• (disco)

    Nice.... Everyone knows what happens when you buttume...

  • (disco)

    I think there's some sort of order of operations issue here. Shouldn't it start with the file extension, check that the file extension matches the anticipated contents (and continue), or if it doesn't, then do some file-detection magic?

    Or, failing that, just move the priority of Fortran detection lower in the ladder (so that CSV is detected first). ... ... Oh! Oh! I get it! We can store our enable-disable settings in the config!

  • (disco) in reply to Tsaukpaetra
    Tsaukpaetra:
    Shouldn't it start with the file extension, check that the file extension matches the anticipated contents (and continue), or if it doesn't, then do some file-detection magic?

    But if you do that, my fortan files that I have the .csv file extension on (for "C-like by SteVen") won't work :(

  • (disco) in reply to sloosecannon

    Proposed solution: Name them .SVC, for Steven's C.

  • (disco) in reply to Tsaukpaetra

    But that conflicts with "Steven's Visual C" :P

  • (disco) in reply to sloosecannon

    Proposed solution: Name them .VCS, for Visual-C by Steven

  • (disco) in reply to Tsaukpaetra

    But that clashes with the files for my "Video Control System"

  • (disco) in reply to PleegWat

    Proposed solution: Name them .CVS, for Control for Video System. :P ;P

    C'mon guys, there's only so many combinations of these three letters I can do....

  • (disco) in reply to Tsaukpaetra
    Tsaukpaetra:
    Proposed solution: Name them .CVS, for Control for Video System.

    Control directory for the Concurrent Versioning System? Kind of a stretch since those aren't files and are literally called .CVS, maybe someone else knows something better.

    Tsaukpaetra:
    C'mon guys, there's only so many combinations of these three letters I can do....

    That's the challenge!

  • (disco)

    Reminds me of this bug: https://support.microsoft.com/en-us/kb/215591

  • (disco)

    This is why using magic numbers in production code (as opposed to one-off manual checks) is a horrible idea.

    And yes, I've seen people defending this idea. (Thankfully, only on Reddit, not in code I've had to work with)

  • (disco)

    CSV, or: How I Learned to Stop Using Magic Numbers and Love the Filename Extensions

  • (disco)

    Sorry, but Andrew has a quick and slick workround available: get the code which imports these csv files to check whether it starts "C " and if so add a dummy line at the top.

  • (disco) in reply to Quite

    Or perhaps check for "C " and add quotes around the first field if found.

  • (disco) in reply to immibis_
    immibis_:
    This is why using magic numbers in production code (as opposed to one-off manual checks) is a horrible idea.

▶ _DATASET RECORDS_

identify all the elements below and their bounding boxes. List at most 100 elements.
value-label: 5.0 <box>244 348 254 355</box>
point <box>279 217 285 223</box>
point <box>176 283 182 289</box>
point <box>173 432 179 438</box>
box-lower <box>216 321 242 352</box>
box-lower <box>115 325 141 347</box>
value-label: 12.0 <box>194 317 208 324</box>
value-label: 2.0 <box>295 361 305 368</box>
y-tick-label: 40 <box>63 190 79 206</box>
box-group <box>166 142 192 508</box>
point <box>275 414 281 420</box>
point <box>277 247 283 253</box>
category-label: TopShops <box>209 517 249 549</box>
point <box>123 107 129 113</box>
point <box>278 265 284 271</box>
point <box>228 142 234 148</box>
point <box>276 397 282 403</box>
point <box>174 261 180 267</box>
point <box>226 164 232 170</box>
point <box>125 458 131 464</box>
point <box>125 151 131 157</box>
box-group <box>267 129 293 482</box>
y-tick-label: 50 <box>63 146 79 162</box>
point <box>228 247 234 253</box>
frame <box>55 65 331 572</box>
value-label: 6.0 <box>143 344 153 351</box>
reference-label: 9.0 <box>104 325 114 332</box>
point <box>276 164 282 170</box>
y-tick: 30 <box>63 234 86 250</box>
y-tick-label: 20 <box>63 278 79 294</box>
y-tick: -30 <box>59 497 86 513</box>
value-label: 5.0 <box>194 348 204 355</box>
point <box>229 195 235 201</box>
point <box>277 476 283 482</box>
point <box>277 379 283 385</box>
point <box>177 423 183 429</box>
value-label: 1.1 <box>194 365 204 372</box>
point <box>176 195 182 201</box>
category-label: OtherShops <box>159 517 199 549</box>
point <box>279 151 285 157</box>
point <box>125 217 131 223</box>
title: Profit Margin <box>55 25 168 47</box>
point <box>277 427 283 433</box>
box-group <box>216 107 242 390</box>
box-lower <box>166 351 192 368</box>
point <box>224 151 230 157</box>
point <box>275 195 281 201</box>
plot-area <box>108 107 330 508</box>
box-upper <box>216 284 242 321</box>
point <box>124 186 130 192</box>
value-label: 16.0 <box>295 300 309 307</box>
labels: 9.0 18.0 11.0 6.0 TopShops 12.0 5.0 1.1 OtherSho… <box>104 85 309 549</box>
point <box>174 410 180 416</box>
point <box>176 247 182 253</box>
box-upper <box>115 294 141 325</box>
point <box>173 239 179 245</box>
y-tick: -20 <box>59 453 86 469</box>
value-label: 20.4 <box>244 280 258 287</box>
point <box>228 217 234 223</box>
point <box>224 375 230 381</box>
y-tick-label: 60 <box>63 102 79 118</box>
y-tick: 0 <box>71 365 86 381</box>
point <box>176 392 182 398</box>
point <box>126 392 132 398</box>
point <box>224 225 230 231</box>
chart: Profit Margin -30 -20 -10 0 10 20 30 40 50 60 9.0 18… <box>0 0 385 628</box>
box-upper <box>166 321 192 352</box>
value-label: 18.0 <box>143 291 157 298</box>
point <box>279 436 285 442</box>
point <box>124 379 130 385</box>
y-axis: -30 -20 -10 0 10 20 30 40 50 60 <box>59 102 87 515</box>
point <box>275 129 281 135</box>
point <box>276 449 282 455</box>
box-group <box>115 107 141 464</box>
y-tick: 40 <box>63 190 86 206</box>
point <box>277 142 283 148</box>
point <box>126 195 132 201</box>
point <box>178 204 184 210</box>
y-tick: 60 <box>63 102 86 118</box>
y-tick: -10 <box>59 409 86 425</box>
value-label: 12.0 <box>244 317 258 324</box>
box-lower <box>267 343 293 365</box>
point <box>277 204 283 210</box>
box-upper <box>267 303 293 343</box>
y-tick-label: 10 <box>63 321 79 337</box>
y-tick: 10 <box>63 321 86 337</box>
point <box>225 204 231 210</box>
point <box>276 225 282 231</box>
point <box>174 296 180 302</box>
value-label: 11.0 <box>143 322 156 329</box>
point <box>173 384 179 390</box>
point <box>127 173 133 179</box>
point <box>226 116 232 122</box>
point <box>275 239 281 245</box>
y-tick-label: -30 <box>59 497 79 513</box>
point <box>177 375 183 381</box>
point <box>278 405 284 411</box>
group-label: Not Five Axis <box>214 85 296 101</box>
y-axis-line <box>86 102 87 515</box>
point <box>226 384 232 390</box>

▶ _WHAT IS ASKED_
#1 Select each line in the entries that contains the string "group", with case counting.
#2 Please extend the forum thread on detecting file types, picking up after its last line.
The forum thread and the entries have nothing to do with each other.

▶ _THE RESULTS_
#1
box-group <box>166 142 192 508</box>
box-group <box>267 129 293 482</box>
box-group <box>216 107 242 390</box>
box-group <box>115 107 141 464</box>
group-label: Not Five Axis <box>214 85 296 101</box>

#2
    And yes, I've seen people defending this idea. (Thankfully, only on Reddit, not in code I've had to work with)

    Magic numbers are always useful; they're fast and mostly reliable, and always work as a first-fail. Since they're not 100% reliable, obviously you have to handle failures, jumping back and parsing each possibility in turn, but so many engineers have that "aha!" moment and never the "but what if....?" epiphany. Ah, the fresh smell of hubris in the morning.

  • (disco) in reply to Zemm
    Zemm:
    Reminds me of this bug: https://support.microsoft.com/en-us/kb/215591
    I like the careful explanation of how to insert an apostrophe in the text file.

    It reminded me of the manual I saw for a big, big, big IBM pen plotter back in the day, with a careful explanation of something that everyone older than about three days old will have learned: how to plug an appliance into a electrical outlet.

  • (disco) in reply to Zemm
    Zemm:
    Reminds me of this bug: https://support.microsoft.com/en-us/kb/215591

    Simple solution don't use Apple Products [applies to 2004 - so over a decade old]

  • (disco) in reply to PleegWat

    .FU -- FORTRAN, Uncompiled

    There! Problem solved.

    Although, a Real Programmer should be able to do anything in FORTRAN.

  • (disco) in reply to ka1axy

    Humph. You'd think so, but half the kids coming out of coding boot camp nowadays haven't even heard of FORTRAN.

  • (disco)

    TRWTF is that Andrew didn't replace the "enterprise software" hooks for ingesting the CSV with a quick subroutine or module call that is available in practically any modern programming language to ingest and create the necessary output for the other subunit rather than try to wrangle the 3rd party software. Saves irritation and effort trying to convince the 3rd party that is a problem.

  • (disco) in reply to Hasteur

    But that sounds like work!

  • (disco) in reply to immibis_

    @Immibis_, I like to learn more about this...

    • NodeBB needs to detect file types when a user uploads an image (as avatar/attachment)
    • We use a module called mmmagic. We chose this module because it detects file type via magic numbers. It requires compilation.
    • I've made it my mission to eliminate compiled libraries from NodeBB. We no longer use imagemagick (in favour of jimp) or compiled bcrypt (in favour of bcrypt.js), but all other MIME detection packages are all detecting via file extension, which is not exactly safe, as someone could upload a .exe with a .png extension and the software would be none-the-wiser.

    So to me, my two options are detection via extension, or via magic numbers. If using magic numbers in production code is a horrible idea, then what is the correct course of action?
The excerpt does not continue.